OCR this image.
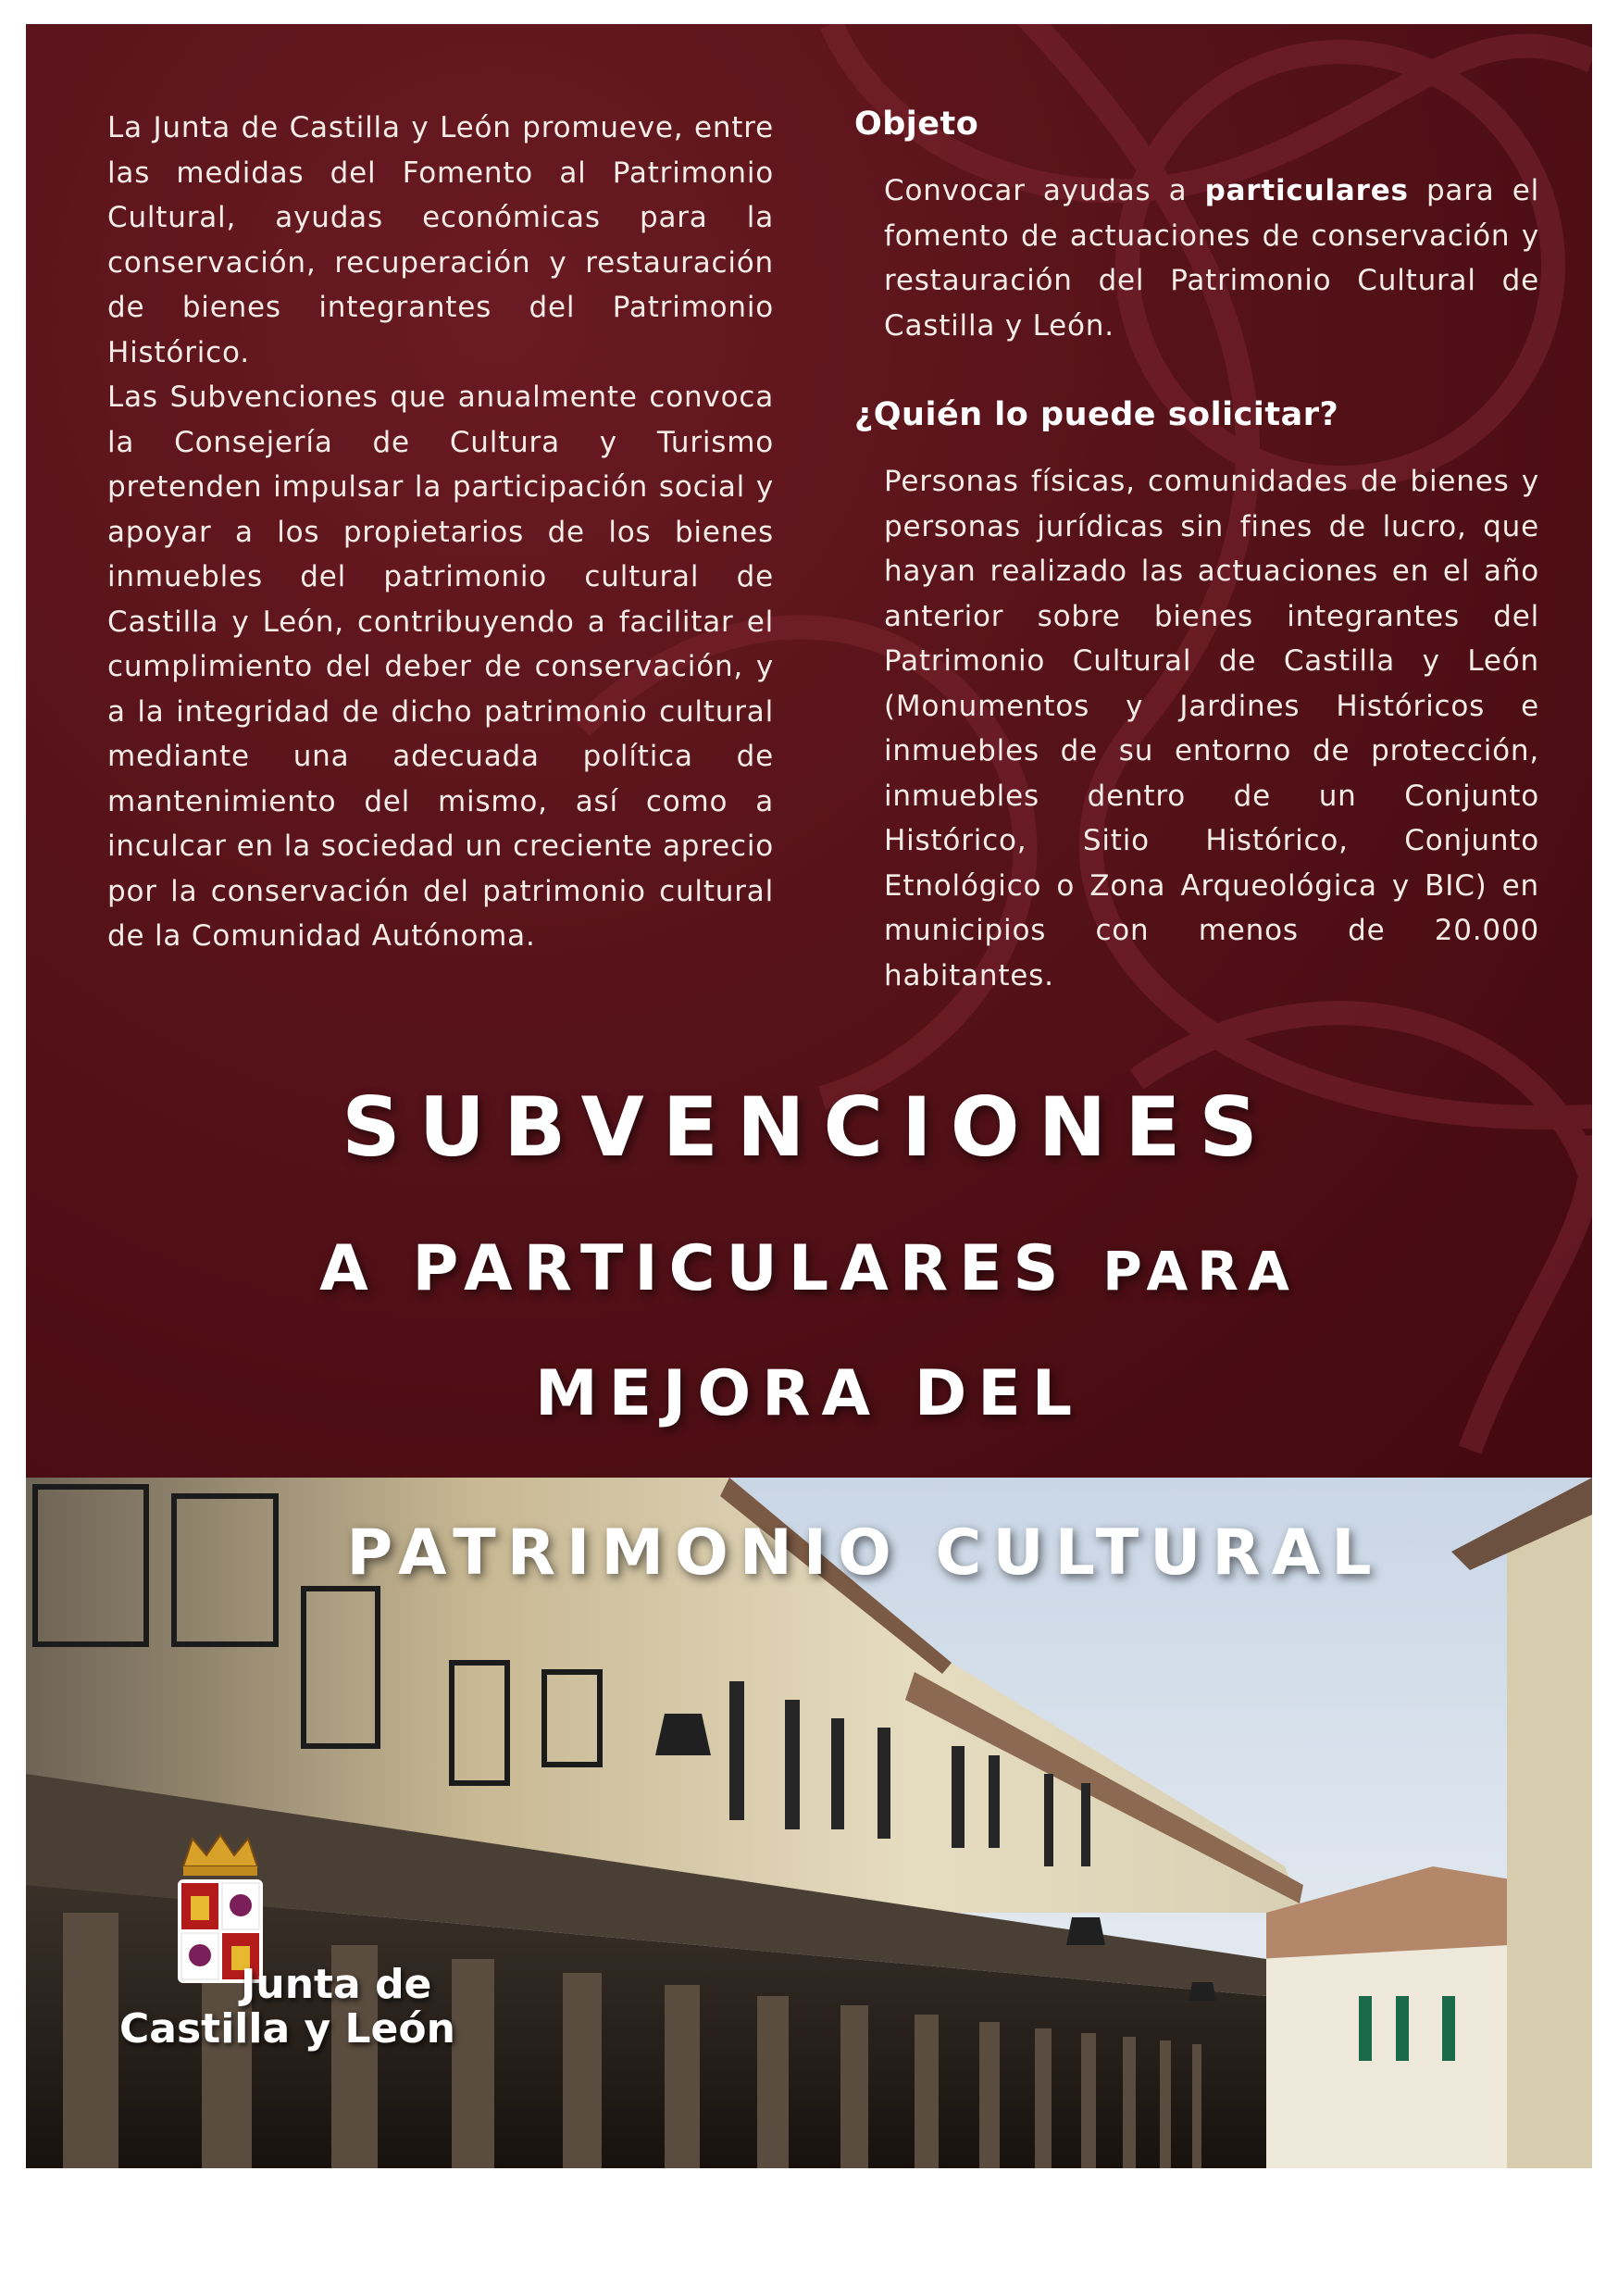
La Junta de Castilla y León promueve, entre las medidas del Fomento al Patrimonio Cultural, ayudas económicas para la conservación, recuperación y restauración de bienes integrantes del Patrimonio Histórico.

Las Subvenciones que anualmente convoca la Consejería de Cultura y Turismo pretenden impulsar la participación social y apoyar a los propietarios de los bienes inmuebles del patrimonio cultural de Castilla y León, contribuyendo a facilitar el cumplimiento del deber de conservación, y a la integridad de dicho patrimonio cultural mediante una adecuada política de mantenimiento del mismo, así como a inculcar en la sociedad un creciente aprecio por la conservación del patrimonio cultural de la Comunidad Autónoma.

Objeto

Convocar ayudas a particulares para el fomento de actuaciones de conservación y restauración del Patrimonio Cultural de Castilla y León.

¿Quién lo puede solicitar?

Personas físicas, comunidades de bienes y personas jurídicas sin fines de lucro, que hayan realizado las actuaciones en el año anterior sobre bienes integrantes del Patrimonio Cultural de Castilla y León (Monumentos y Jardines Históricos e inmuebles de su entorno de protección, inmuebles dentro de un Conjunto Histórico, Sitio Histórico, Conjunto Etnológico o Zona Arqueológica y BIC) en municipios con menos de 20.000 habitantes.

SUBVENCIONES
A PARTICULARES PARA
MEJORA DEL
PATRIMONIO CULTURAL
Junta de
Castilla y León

========================

What you will do: Quote each record exactly as it stands, minus the pictures.

Written response:
OCR this image.
La Junta de Castilla y León promueve, entre las medidas del Fomento al Patrimonio Cultural, ayudas económicas para la conservación, recuperación y restauración de bienes integrantes del Patrimonio Histórico.

Las Subvenciones que anualmente convoca la Consejería de Cultura y Turismo pretenden impulsar la participación social y apoyar a los propietarios de los bienes inmuebles del patrimonio cultural de Castilla y León, contribuyendo a facilitar el cumplimiento del deber de conservación, y a la integridad de dicho patrimonio cultural mediante una adecuada política de mantenimiento del mismo, así como a inculcar en la sociedad un creciente aprecio por la conservación del patrimonio cultural de la Comunidad Autónoma.

Objeto

Convocar ayudas a particulares para el fomento de actuaciones de conservación y restauración del Patrimonio Cultural de Castilla y León.

¿Quién lo puede solicitar?

Personas físicas, comunidades de bienes y personas jurídicas sin fines de lucro, que hayan realizado las actuaciones en el año anterior sobre bienes integrantes del Patrimonio Cultural de Castilla y León (Monumentos y Jardines Históricos e inmuebles de su entorno de protección, inmuebles dentro de un Conjunto Histórico, Sitio Histórico, Conjunto Etnológico o Zona Arqueológica y BIC) en municipios con menos de 20.000 habitantes.

SUBVENCIONES
A PARTICULARES PARA
MEJORA DEL
PATRIMONIO CULTURAL
Junta de
Castilla y León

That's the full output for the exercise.